_What to do_:
Take from the listing each line that has the string "open".

_Records to process_:
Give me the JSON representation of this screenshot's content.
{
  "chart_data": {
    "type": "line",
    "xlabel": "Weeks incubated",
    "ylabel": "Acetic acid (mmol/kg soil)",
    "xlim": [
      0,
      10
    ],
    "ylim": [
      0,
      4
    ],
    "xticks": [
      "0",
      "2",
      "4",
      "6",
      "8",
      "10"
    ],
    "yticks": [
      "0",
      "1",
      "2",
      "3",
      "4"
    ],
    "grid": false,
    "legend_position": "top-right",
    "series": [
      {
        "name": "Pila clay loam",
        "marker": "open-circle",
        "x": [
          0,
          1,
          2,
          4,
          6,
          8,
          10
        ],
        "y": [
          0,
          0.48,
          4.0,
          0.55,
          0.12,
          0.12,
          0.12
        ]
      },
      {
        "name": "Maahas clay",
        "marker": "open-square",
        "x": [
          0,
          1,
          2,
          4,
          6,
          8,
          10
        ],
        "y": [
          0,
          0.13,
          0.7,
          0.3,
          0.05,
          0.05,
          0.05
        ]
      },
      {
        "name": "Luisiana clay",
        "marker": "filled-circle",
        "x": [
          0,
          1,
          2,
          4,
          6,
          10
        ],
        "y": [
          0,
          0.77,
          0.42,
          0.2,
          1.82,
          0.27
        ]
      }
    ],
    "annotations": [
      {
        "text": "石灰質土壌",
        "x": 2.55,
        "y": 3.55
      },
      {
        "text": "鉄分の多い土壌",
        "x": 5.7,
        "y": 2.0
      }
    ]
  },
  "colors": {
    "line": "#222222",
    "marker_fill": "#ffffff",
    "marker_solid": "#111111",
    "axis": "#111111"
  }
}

_Written answer_:
        "marker": "open-circle",
        "marker": "open-square",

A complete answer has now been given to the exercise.